Directive |
Will you extract the entries word for word? Images should not appear in the copy.
--- BEGIN ---
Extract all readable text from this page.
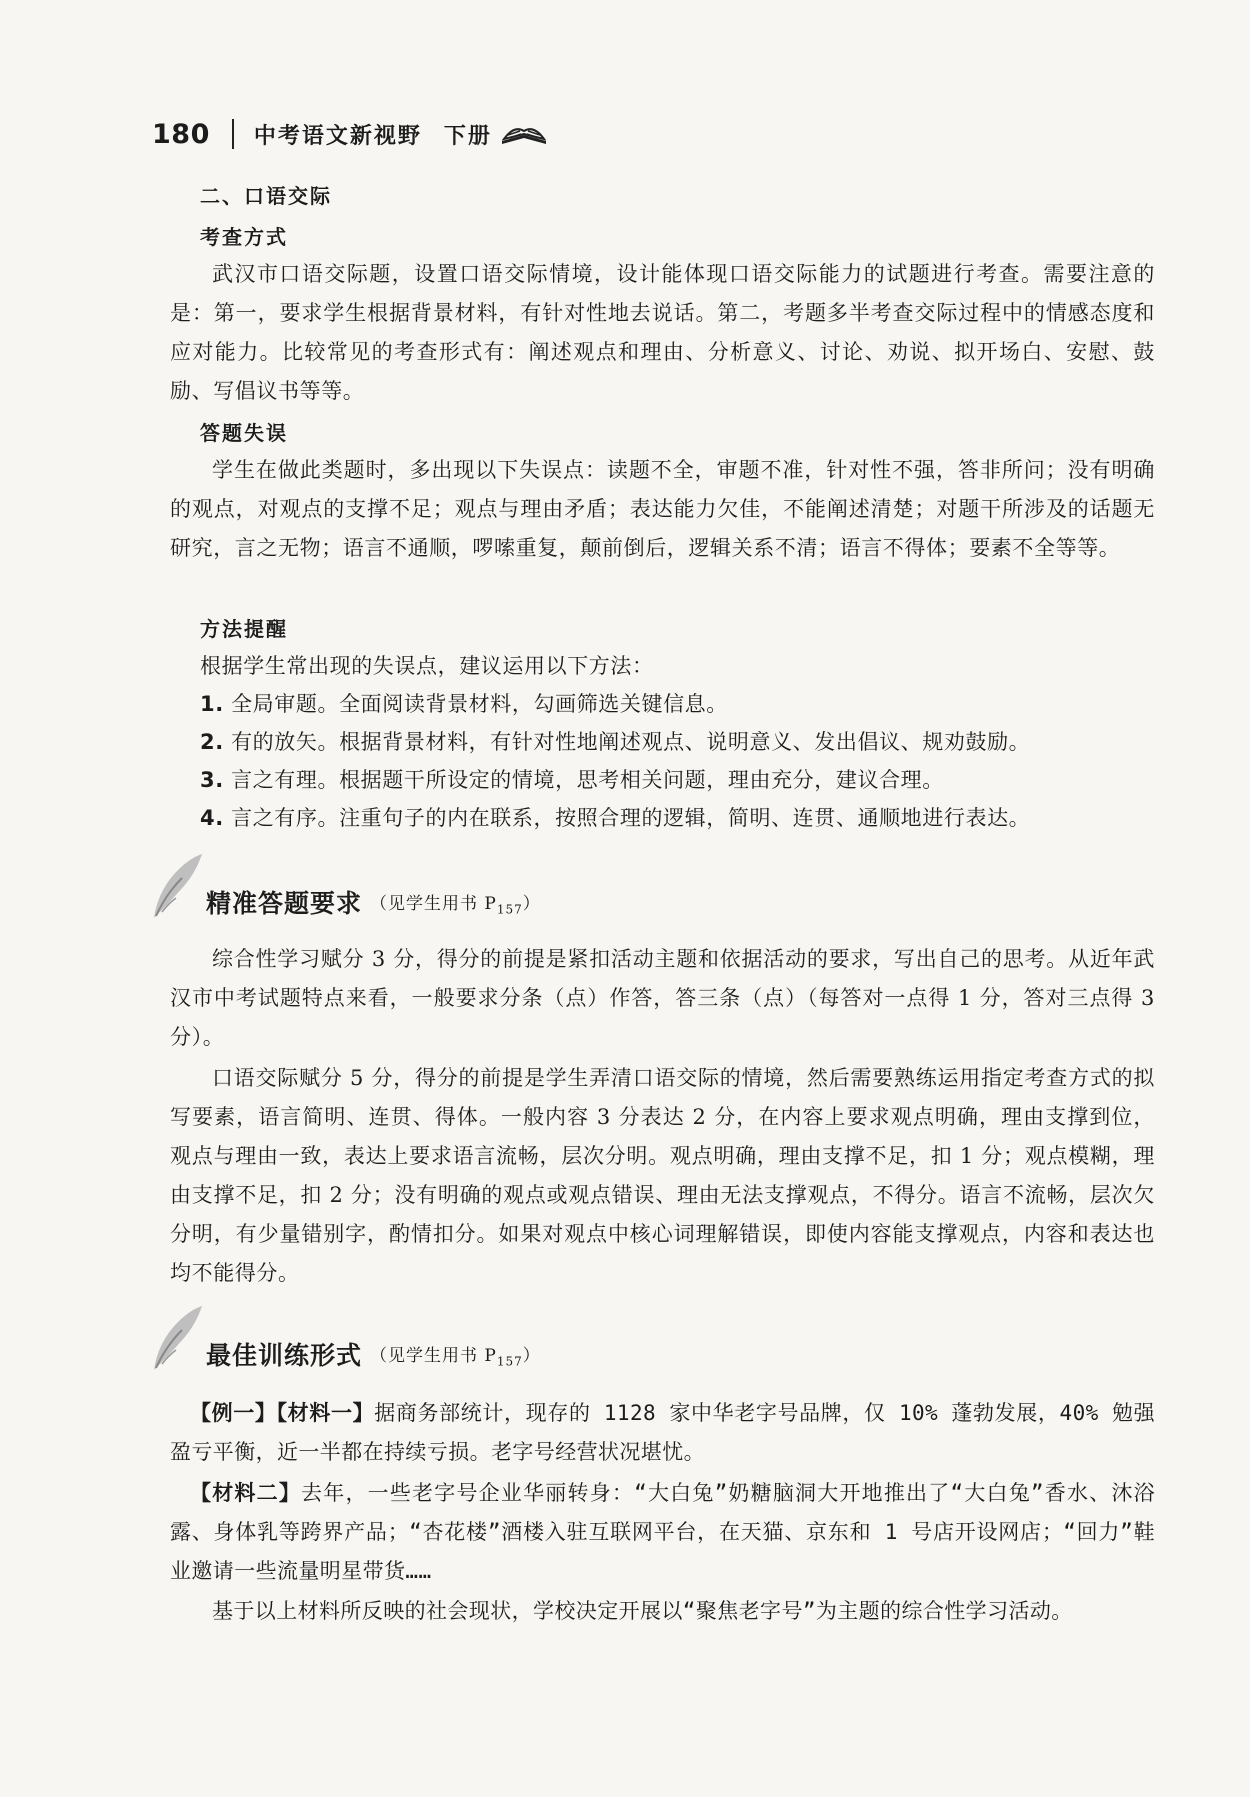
180 中考语文新视野 下册
二、口语交际
考查方式

武汉市口语交际题，设置口语交际情境，设计能体现口语交际能力的试题进行考查。需要注意的是：第一，要求学生根据背景材料，有针对性地去说话。第二，考题多半考查交际过程中的情感态度和应对能力。比较常见的考查形式有：阐述观点和理由、分析意义、讨论、劝说、拟开场白、安慰、鼓励、写倡议书等等。

答题失误

学生在做此类题时，多出现以下失误点：读题不全，审题不准，针对性不强，答非所问；没有明确的观点，对观点的支撑不足；观点与理由矛盾；表达能力欠佳，不能阐述清楚；对题干所涉及的话题无研究，言之无物；语言不通顺，啰嗦重复，颠前倒后，逻辑关系不清；语言不得体；要素不全等等。

方法提醒

根据学生常出现的失误点，建议运用以下方法：

1. 全局审题。全面阅读背景材料，勾画筛选关键信息。

2. 有的放矢。根据背景材料，有针对性地阐述观点、说明意义、发出倡议、规劝鼓励。

3. 言之有理。根据题干所设定的情境，思考相关问题，理由充分，建议合理。

4. 言之有序。注重句子的内在联系，按照合理的逻辑，简明、连贯、通顺地进行表达。

精准答题要求 （见学生用书 $P_{157}$）

综合性学习赋分 3 分，得分的前提是紧扣活动主题和依据活动的要求，写出自己的思考。从近年武汉市中考试题特点来看，一般要求分条（点）作答，答三条（点）（每答对一点得 1 分，答对三点得 3 分）。

口语交际赋分 5 分，得分的前提是学生弄清口语交际的情境，然后需要熟练运用指定考查方式的拟写要素，语言简明、连贯、得体。一般内容 3 分表达 2 分，在内容上要求观点明确，理由支撑到位，观点与理由一致，表达上要求语言流畅，层次分明。观点明确，理由支撑不足，扣 1 分；观点模糊，理由支撑不足，扣 2 分；没有明确的观点或观点错误、理由无法支撑观点，不得分。语言不流畅，层次欠分明，有少量错别字，酌情扣分。如果对观点中核心词理解错误，即使内容能支撑观点，内容和表达也均不能得分。

最佳训练形式 （见学生用书 $P_{157}$）

【例一】【材料一】据商务部统计，现存的 1128 家中华老字号品牌，仅 10% 蓬勃发展，40% 勉强盈亏平衡，近一半都在持续亏损。老字号经营状况堪忧。

【材料二】去年，一些老字号企业华丽转身：“大白兔”奶糖脑洞大开地推出了“大白兔”香水、沐浴露、身体乳等跨界产品；“杏花楼”酒楼入驻互联网平台，在天猫、京东和 1 号店开设网店；“回力”鞋业邀请一些流量明星带货……

基于以上材料所反映的社会现状，学校决定开展以“聚焦老字号”为主题的综合性学习活动。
--- END ---
Correct output |
Extract all readable text from this page.
180 中考语文新视野 下册
二、口语交际
考查方式

武汉市口语交际题，设置口语交际情境，设计能体现口语交际能力的试题进行考查。需要注意的是：第一，要求学生根据背景材料，有针对性地去说话。第二，考题多半考查交际过程中的情感态度和应对能力。比较常见的考查形式有：阐述观点和理由、分析意义、讨论、劝说、拟开场白、安慰、鼓励、写倡议书等等。

答题失误

学生在做此类题时，多出现以下失误点：读题不全，审题不准，针对性不强，答非所问；没有明确的观点，对观点的支撑不足；观点与理由矛盾；表达能力欠佳，不能阐述清楚；对题干所涉及的话题无研究，言之无物；语言不通顺，啰嗦重复，颠前倒后，逻辑关系不清；语言不得体；要素不全等等。

方法提醒

根据学生常出现的失误点，建议运用以下方法：

1. 全局审题。全面阅读背景材料，勾画筛选关键信息。

2. 有的放矢。根据背景材料，有针对性地阐述观点、说明意义、发出倡议、规劝鼓励。

3. 言之有理。根据题干所设定的情境，思考相关问题，理由充分，建议合理。

4. 言之有序。注重句子的内在联系，按照合理的逻辑，简明、连贯、通顺地进行表达。

精准答题要求 （见学生用书 $P_{157}$）

综合性学习赋分 3 分，得分的前提是紧扣活动主题和依据活动的要求，写出自己的思考。从近年武汉市中考试题特点来看，一般要求分条（点）作答，答三条（点）（每答对一点得 1 分，答对三点得 3 分）。

口语交际赋分 5 分，得分的前提是学生弄清口语交际的情境，然后需要熟练运用指定考查方式的拟写要素，语言简明、连贯、得体。一般内容 3 分表达 2 分，在内容上要求观点明确，理由支撑到位，观点与理由一致，表达上要求语言流畅，层次分明。观点明确，理由支撑不足，扣 1 分；观点模糊，理由支撑不足，扣 2 分；没有明确的观点或观点错误、理由无法支撑观点，不得分。语言不流畅，层次欠分明，有少量错别字，酌情扣分。如果对观点中核心词理解错误，即使内容能支撑观点，内容和表达也均不能得分。

最佳训练形式 （见学生用书 $P_{157}$）

【例一】【材料一】据商务部统计，现存的 1128 家中华老字号品牌，仅 10% 蓬勃发展，40% 勉强盈亏平衡，近一半都在持续亏损。老字号经营状况堪忧。

【材料二】去年，一些老字号企业华丽转身：“大白兔”奶糖脑洞大开地推出了“大白兔”香水、沐浴露、身体乳等跨界产品；“杏花楼”酒楼入驻互联网平台，在天猫、京东和 1 号店开设网店；“回力”鞋业邀请一些流量明星带货……

基于以上材料所反映的社会现状，学校决定开展以“聚焦老字号”为主题的综合性学习活动。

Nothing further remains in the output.